• **REQUIRED TASK**
Pick out every line in the data below that holds "weibliche".

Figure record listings
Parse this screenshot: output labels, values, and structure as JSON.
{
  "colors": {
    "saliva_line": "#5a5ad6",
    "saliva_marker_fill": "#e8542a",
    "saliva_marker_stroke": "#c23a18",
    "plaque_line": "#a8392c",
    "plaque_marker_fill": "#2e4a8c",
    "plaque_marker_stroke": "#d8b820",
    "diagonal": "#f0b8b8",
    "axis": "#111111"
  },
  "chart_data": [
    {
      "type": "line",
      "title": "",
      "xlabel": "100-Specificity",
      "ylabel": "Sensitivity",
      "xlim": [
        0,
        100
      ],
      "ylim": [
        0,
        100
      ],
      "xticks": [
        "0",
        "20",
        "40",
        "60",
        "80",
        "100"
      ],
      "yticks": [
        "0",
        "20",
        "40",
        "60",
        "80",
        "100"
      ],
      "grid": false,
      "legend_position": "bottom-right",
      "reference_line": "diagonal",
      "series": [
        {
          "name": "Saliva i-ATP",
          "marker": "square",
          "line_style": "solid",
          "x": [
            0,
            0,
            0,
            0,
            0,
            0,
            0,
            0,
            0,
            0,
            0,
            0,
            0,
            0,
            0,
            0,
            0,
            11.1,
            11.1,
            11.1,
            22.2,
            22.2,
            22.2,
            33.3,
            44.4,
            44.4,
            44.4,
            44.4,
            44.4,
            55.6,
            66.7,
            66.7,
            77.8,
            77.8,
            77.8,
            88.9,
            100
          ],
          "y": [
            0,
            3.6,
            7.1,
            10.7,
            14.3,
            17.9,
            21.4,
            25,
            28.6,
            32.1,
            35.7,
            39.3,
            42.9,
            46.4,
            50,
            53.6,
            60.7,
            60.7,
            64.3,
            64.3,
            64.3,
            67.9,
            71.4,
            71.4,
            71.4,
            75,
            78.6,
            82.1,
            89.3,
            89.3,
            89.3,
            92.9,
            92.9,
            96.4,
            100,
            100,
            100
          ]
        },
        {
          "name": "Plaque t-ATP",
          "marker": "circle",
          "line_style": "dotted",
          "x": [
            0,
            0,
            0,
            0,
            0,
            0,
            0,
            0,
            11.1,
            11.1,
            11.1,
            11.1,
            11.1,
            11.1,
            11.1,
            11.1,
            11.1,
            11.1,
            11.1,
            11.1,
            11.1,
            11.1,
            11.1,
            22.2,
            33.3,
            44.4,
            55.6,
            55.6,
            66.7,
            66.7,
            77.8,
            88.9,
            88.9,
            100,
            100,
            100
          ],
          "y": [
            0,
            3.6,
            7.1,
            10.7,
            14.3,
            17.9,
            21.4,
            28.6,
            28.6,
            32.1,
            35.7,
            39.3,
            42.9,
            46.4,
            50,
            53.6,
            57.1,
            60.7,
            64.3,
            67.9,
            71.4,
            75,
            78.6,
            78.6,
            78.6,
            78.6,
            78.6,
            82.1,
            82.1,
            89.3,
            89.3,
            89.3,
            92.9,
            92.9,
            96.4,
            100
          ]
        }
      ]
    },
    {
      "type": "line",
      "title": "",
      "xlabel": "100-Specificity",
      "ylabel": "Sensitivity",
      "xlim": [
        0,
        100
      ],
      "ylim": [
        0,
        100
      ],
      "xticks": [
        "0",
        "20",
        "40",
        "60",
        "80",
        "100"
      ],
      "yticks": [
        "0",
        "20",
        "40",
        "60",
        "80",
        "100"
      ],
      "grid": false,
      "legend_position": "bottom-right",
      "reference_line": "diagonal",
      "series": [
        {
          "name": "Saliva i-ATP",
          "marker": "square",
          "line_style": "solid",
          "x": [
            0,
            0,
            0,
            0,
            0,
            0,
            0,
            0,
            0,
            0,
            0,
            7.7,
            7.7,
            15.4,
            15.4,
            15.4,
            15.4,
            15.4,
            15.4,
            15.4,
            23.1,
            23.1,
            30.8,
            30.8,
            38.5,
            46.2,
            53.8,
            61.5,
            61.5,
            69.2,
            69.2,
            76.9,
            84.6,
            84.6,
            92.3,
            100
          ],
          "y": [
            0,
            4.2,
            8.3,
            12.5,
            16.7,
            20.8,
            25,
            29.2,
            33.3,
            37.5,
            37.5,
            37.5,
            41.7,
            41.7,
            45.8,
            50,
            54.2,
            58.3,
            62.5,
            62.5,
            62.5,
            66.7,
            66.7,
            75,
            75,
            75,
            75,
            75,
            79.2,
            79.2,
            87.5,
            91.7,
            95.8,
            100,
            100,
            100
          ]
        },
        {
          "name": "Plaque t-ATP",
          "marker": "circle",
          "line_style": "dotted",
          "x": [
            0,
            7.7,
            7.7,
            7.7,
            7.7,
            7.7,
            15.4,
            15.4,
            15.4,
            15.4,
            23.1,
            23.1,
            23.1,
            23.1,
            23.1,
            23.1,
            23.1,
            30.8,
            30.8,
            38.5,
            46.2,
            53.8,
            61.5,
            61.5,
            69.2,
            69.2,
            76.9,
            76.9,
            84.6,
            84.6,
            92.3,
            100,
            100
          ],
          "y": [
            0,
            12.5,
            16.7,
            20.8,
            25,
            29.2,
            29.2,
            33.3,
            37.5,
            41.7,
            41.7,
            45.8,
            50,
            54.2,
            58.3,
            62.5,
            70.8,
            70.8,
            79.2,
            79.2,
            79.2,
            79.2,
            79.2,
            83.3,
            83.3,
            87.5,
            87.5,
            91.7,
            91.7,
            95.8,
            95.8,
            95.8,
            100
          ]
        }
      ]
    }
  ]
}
--
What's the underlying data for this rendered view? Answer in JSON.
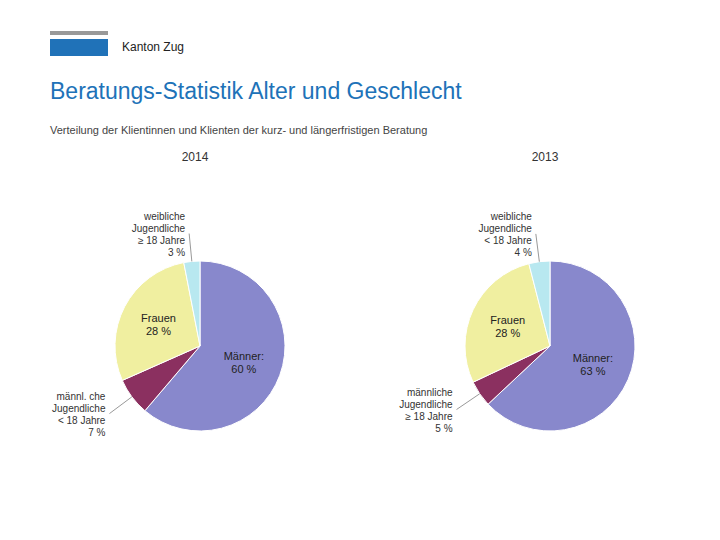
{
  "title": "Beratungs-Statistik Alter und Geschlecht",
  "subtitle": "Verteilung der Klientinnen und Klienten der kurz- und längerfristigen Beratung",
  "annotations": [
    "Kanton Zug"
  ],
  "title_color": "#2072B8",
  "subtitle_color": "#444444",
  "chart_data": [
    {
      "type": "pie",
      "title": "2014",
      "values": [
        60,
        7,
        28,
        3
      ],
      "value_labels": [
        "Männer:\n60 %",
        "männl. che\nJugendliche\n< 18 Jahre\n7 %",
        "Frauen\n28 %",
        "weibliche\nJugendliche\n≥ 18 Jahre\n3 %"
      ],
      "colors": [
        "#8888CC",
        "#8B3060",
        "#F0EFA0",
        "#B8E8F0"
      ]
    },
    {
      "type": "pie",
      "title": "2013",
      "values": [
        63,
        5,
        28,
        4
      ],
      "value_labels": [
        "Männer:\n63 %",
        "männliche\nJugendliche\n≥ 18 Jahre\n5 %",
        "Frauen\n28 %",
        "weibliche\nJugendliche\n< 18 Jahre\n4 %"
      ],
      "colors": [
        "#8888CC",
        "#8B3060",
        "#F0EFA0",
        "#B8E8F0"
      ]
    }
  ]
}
--
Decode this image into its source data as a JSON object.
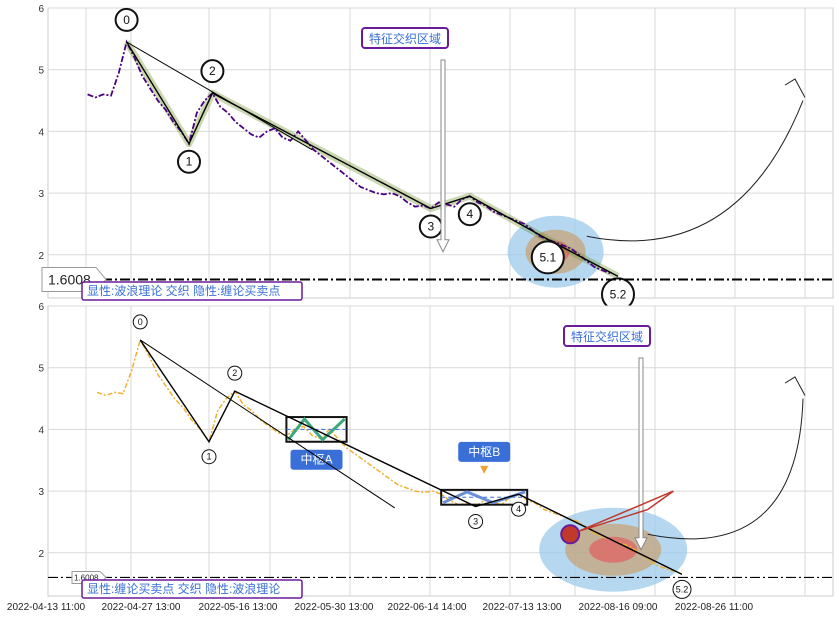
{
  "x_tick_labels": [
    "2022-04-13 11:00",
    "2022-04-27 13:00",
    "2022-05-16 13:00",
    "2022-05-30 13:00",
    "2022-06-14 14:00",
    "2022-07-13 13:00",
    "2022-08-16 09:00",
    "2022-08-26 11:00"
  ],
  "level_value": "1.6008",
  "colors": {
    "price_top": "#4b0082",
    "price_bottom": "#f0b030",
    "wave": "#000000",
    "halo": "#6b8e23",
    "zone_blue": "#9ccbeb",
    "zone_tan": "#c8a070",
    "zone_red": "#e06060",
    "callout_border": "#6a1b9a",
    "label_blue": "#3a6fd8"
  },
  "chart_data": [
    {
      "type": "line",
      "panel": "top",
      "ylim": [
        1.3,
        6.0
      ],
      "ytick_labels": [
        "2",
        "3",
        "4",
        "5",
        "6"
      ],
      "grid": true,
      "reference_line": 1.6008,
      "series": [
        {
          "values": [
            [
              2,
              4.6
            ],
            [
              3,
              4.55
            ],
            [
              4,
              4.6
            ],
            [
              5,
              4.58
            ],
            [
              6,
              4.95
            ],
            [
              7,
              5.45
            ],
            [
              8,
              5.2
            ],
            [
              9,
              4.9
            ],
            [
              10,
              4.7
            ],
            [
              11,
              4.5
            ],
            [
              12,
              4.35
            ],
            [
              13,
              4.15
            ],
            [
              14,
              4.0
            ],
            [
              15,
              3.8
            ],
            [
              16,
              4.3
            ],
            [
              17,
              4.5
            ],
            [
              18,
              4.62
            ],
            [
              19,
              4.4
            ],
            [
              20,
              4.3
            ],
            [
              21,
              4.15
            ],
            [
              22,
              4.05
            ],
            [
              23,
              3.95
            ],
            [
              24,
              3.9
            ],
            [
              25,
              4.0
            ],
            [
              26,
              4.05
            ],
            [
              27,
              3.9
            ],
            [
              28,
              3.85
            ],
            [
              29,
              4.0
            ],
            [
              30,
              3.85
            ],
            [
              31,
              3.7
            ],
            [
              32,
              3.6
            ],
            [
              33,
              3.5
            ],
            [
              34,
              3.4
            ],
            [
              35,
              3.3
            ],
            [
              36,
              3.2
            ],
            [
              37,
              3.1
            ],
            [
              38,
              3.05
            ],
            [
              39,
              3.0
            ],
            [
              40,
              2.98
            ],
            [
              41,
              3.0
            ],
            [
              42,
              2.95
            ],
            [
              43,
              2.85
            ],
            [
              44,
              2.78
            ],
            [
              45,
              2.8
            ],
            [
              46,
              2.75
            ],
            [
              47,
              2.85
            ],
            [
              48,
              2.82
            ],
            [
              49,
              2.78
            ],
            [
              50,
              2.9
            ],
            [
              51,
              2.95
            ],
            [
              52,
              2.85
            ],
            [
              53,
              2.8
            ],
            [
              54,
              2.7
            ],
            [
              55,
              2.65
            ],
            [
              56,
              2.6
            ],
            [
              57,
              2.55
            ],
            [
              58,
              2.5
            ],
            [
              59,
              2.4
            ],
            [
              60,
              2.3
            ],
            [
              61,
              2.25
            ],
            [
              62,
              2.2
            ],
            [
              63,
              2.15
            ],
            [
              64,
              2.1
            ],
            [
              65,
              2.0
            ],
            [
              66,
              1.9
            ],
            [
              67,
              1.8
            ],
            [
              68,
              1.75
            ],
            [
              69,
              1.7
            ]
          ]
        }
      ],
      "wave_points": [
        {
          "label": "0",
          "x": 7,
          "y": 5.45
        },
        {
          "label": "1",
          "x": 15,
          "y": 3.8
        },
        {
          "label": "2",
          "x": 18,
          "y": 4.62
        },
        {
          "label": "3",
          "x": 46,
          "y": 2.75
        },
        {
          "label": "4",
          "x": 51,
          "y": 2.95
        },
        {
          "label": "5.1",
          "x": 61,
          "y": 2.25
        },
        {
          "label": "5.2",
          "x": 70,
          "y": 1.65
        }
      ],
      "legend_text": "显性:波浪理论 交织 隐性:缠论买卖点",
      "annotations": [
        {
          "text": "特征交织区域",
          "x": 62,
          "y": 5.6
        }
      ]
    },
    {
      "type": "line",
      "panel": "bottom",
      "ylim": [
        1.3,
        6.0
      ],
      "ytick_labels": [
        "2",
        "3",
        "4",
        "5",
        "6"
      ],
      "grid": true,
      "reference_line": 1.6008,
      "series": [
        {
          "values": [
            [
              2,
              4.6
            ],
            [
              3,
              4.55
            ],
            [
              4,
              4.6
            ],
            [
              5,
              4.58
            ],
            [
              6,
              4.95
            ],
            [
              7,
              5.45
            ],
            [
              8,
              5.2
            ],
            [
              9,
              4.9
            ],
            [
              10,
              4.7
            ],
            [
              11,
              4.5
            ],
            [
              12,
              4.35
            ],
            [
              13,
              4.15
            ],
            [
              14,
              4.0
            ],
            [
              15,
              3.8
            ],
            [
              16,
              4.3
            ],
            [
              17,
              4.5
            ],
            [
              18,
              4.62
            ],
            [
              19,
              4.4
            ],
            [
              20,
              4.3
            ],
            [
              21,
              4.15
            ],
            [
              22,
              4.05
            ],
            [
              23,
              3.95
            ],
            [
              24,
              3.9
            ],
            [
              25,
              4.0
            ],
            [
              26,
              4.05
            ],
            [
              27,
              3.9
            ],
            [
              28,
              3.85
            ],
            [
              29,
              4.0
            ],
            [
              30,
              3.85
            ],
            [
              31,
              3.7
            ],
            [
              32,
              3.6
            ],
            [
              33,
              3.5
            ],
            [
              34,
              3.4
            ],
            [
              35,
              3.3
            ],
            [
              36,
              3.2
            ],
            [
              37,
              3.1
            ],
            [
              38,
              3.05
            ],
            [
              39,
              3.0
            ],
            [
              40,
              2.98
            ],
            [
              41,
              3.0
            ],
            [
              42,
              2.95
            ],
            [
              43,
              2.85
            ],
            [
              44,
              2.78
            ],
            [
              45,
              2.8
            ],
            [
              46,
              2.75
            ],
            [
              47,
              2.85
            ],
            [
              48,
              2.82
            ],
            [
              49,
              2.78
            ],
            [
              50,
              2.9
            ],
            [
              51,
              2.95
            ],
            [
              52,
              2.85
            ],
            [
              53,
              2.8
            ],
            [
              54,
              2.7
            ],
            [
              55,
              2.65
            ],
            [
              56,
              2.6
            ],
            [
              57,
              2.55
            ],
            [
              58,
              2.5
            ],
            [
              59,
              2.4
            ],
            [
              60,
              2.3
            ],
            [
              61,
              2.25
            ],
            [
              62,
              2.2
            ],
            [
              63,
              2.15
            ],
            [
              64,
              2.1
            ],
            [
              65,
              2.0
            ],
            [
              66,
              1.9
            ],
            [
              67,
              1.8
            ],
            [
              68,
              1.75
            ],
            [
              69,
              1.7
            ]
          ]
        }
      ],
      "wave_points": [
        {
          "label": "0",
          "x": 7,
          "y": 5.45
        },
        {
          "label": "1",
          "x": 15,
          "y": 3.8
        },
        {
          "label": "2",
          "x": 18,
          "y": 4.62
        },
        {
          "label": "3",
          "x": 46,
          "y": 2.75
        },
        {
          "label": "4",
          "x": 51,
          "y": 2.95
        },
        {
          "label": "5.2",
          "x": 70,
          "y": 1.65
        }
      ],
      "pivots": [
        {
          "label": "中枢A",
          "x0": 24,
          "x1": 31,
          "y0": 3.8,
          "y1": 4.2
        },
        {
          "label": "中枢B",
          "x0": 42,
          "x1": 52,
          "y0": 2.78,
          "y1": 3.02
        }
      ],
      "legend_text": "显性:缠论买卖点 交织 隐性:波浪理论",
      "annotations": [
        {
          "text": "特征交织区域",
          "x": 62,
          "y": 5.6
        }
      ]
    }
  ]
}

• **REPLY TO THE TASK**
        "weibliche\nJugendliche\n≥ 18 Jahre\n3 %"
        "weibliche\nJugendliche\n< 18 Jahre\n4 %"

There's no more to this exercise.